— begin DOCUMENT SEGMENT —

Note: the question is about Slurm, and not the internals of the job. I have a PyTorch task with distributed data parallel (DDP), I just need to figure out how to launch it with slurm
Here are something I tried (please correct me if I am wrong)
Without GPUs, slurm works as expected
Step1: Get an allocation.
# TODO: sbatch instead of srun on bash script
$ srun -t 1:00:00 --mem=4G -N 2 -n 2 --pty bash
srun: job 59667 queued and waiting for resources
srun: job 59667 has been allocated resources
Step 2: view allocation
$ scontrol show hostnames
d05-06
d05-07
Step 3: run
$ srun hostname
d05-06.hpc.usc.edu
d05-07.hpc.usc.edu
srun worked as expected; it ran 2 jobs, one on each node printing hostname
What is wrong with GPU Jobs
Step 1: get an allocation
$srun -t 1:00:00 --mem=4G -N 2 -n 2 --gres=gpu:2 --pty bash
srun: job 59662 queued and waiting for resources
srun: job 59662 has been allocated resources
Step2: view allocation
scontrol show hostnames
d11-03
d23-16
Step 3: Run
But the srun
which worked before without GPU now freezes.
$ srun hostname
It stays there forever.

— end DOCUMENT SEGMENT —
— begin DATASET EXCERPT —

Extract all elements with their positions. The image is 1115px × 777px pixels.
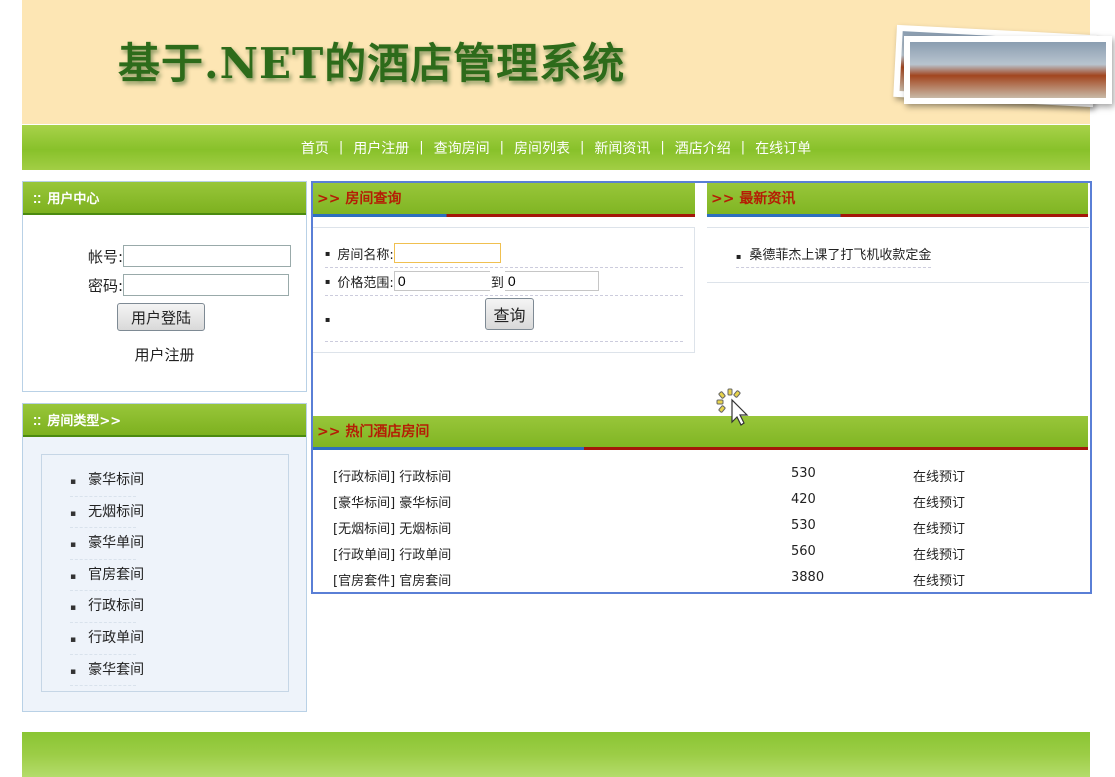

— end DATASET EXCERPT —

## WHAT NEEDS TO BE DONE
Resume the forum post about srun hanging on a Slurm GPU allocation, continuing after its final sentence.

## WRITTEN RESPONSE
I tried srun --gpus-per-task=1 hostname
but it didn’t make any difference
I have the GPUs as expected (on the first node):
$ gpustat
d11-03.hpc.usc.edu Fri Aug 21 17:25:20 2020 440.64.00
[0] Tesla V100-PCIE-32GB | 30'C, 0 % | 0 / 32510 MB |
[1] Tesla V100-PCIE-32GB | 32'C, 0 % | 0 / 32510 MB |
if I run ssh d23-16
from the first node, I get
ssh_exchange_identification: read: Connection reset by peer
if try to login to the second node from the head node (discovery.hpc.usc.edu
) while the allocation is legal, my ssh works! however, that is not useful for running the jobs from bash script (Just saying so you know my ssh settings are fine)
In summary, I am trying to launch my GPU job on multiple nodes, but neither ssh nor the srun
works when I have GPUs in my job allocation.
How are others able to do it?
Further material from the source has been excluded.